## Task requirements
Omit images. Retype all entries verbatim.

[Data excerpts]

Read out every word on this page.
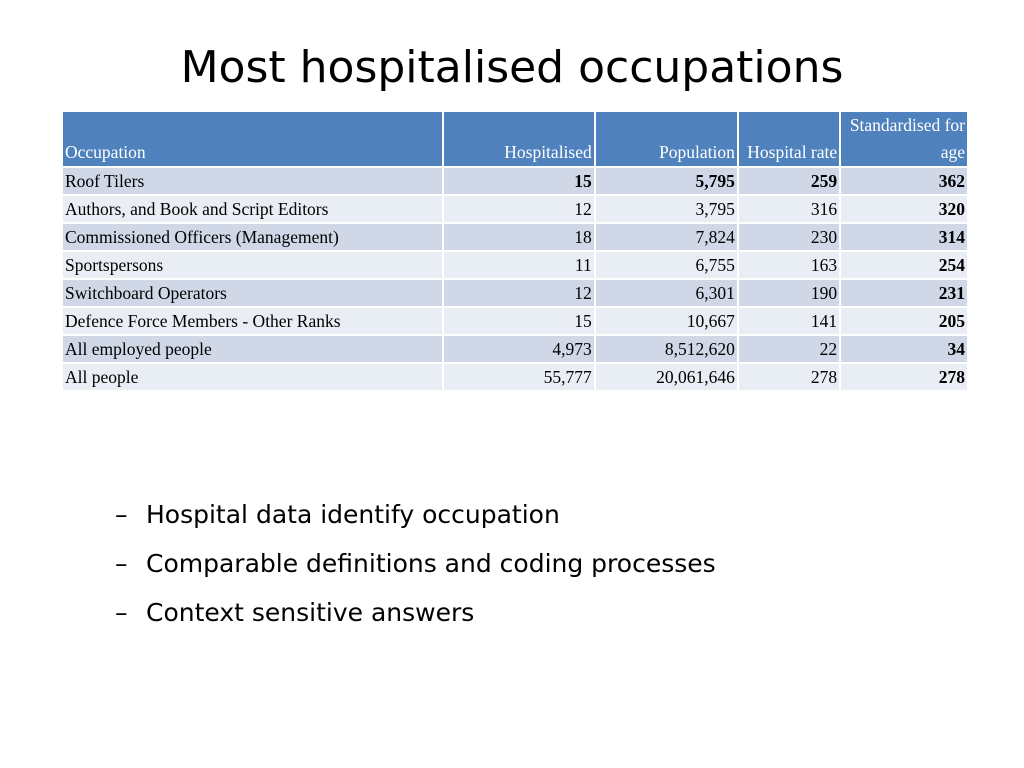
Most hospitalised occupations
Occupation	Hospitalised	Population	Hospital rate	Standardised for age
Roof Tilers	15	5,795	259	362
Authors, and Book and Script Editors	12	3,795	316	320
Commissioned Officers (Management)	18	7,824	230	314
Sportspersons	11	6,755	163	254
Switchboard Operators	12	6,301	190	231
Defence Force Members - Other Ranks	15	10,667	141	205
All employed people	4,973	8,512,620	22	34
All people	55,777	20,061,646	278	278
– Hospital data identify occupation
– Comparable definitions and coding processes
– Context sensitive answers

## Answer to the task
Read out every word on this page.
Most hospitalised occupations
Occupation	Hospitalised	Population	Hospital rate	Standardised for age
Roof Tilers	15	5,795	259	362
Authors, and Book and Script Editors	12	3,795	316	320
Commissioned Officers (Management)	18	7,824	230	314
Sportspersons	11	6,755	163	254
Switchboard Operators	12	6,301	190	231
Defence Force Members - Other Ranks	15	10,667	141	205
All employed people	4,973	8,512,620	22	34
All people	55,777	20,061,646	278	278
– Hospital data identify occupation
– Comparable definitions and coding processes
– Context sensitive answers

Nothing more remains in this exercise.